[Begin Exercise material]

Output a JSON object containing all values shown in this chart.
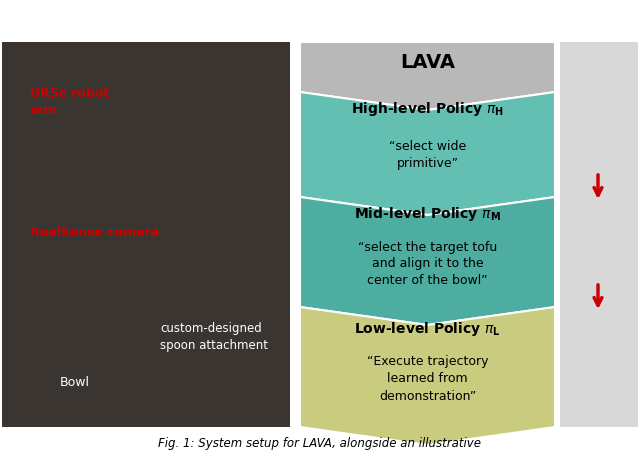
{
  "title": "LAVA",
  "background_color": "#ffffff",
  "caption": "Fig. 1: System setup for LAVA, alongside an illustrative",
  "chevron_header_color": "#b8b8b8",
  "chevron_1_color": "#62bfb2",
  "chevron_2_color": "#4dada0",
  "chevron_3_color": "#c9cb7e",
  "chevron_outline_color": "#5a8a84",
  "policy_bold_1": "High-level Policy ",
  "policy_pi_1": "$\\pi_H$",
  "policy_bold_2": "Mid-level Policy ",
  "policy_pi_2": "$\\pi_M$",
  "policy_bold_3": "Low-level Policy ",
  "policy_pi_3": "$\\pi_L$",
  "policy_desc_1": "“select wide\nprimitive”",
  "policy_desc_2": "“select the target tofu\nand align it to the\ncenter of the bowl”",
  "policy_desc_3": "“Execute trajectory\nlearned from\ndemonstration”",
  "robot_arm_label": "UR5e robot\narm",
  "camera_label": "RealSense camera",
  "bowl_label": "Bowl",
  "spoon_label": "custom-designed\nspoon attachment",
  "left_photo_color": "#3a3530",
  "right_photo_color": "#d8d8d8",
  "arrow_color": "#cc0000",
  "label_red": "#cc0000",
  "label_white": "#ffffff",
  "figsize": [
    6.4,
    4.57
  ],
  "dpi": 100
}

[End Exercise material]
[Begin Exercise material]

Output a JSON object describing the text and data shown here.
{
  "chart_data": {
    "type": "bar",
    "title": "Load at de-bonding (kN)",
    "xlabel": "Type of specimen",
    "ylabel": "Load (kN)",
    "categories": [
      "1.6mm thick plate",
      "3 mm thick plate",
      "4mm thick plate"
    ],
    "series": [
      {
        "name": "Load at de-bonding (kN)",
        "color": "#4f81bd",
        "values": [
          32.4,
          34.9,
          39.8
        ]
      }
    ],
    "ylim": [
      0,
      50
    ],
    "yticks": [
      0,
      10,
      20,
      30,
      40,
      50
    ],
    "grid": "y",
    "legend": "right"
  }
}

[End Exercise material]
[Begin Exercise material]

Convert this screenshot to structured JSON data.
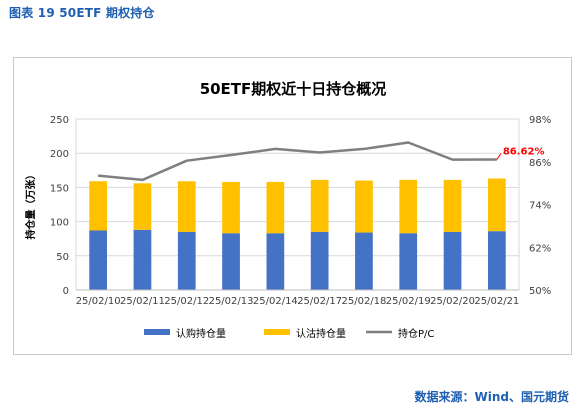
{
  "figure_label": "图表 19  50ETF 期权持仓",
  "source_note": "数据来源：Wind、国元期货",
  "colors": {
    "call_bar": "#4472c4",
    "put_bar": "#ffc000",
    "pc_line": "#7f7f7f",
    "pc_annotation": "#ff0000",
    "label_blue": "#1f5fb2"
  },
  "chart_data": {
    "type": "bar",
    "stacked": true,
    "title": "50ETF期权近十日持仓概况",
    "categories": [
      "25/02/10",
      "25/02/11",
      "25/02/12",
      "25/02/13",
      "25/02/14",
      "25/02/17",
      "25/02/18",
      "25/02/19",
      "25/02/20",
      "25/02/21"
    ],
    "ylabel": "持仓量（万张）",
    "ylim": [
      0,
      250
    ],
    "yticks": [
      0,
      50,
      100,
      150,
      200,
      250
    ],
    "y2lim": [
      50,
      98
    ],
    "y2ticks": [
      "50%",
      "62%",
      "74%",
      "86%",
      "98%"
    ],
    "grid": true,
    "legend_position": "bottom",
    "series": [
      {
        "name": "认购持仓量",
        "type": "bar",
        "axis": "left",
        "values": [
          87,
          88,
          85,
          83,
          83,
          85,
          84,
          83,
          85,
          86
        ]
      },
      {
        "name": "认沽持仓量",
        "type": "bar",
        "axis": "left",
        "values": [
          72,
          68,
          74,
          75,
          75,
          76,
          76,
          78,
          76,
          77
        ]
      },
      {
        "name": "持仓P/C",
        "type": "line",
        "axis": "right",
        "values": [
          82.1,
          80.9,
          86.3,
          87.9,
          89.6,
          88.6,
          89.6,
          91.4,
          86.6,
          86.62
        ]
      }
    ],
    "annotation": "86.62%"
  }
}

[End Exercise material]

▶ [Aim of the exercise] Return all lines containing the word "this".

▶ [Exercise solution]
Output a JSON object containing all values shown in this chart.
Convert this screenshot to structured JSON data.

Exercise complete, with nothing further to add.